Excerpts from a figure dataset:
____________________

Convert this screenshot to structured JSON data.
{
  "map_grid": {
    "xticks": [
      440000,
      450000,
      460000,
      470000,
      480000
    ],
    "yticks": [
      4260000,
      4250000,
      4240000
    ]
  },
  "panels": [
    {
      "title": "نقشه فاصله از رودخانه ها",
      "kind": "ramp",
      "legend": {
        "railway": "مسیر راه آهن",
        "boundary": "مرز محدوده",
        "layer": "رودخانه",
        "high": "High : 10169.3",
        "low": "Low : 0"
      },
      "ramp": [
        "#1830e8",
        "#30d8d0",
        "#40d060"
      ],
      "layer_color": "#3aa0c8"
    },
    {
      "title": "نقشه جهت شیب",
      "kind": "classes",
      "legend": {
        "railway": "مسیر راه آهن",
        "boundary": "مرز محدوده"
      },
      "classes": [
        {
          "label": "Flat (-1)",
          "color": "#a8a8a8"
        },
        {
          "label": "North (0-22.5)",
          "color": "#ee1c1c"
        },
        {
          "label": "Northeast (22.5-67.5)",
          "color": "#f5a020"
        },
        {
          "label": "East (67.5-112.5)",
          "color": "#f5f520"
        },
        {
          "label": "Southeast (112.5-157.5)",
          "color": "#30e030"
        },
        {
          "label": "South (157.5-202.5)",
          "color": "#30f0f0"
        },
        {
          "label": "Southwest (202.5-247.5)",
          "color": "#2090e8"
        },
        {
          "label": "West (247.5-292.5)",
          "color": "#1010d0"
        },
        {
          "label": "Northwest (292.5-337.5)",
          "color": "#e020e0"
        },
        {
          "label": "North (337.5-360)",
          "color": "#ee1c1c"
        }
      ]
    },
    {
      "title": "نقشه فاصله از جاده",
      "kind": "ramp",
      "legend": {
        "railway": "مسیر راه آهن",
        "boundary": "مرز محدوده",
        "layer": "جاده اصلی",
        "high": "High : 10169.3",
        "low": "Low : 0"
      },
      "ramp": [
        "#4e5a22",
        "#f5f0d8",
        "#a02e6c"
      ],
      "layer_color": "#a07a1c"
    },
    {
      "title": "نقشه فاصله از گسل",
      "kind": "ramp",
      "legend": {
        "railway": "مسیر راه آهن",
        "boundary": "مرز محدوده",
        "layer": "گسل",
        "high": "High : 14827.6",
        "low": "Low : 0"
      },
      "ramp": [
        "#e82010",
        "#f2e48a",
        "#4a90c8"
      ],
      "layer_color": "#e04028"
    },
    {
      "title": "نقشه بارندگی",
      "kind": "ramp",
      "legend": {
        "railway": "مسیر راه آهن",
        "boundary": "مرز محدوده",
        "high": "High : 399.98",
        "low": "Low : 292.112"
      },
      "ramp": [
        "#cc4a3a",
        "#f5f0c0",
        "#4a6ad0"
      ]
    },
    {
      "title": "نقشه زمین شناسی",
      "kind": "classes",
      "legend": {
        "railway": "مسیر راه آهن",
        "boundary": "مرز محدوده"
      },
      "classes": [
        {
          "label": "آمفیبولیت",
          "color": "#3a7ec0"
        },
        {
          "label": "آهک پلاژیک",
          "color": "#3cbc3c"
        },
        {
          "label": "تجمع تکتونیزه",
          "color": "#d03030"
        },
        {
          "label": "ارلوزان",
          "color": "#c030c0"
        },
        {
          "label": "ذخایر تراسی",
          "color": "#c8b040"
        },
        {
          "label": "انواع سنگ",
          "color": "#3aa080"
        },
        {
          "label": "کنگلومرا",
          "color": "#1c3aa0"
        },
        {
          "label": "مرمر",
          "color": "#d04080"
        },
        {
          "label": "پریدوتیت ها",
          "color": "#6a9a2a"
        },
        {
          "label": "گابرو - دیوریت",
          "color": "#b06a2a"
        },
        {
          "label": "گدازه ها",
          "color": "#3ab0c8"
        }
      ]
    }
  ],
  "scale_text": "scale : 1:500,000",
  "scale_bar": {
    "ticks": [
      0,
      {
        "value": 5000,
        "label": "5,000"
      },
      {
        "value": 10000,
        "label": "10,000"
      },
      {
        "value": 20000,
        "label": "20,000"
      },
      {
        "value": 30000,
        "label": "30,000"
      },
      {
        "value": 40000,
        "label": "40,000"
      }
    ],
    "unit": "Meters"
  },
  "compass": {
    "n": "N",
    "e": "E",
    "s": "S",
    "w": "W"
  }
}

____________________

▸ **PROBLEM REQUIREMENTS**
Show the lines of the data that hold the word "value".

▸ **FINAL RESULT**
        "value": 5000,
        "value": 10000,
        "value": 20000,
        "value": 30000,
        "value": 40000,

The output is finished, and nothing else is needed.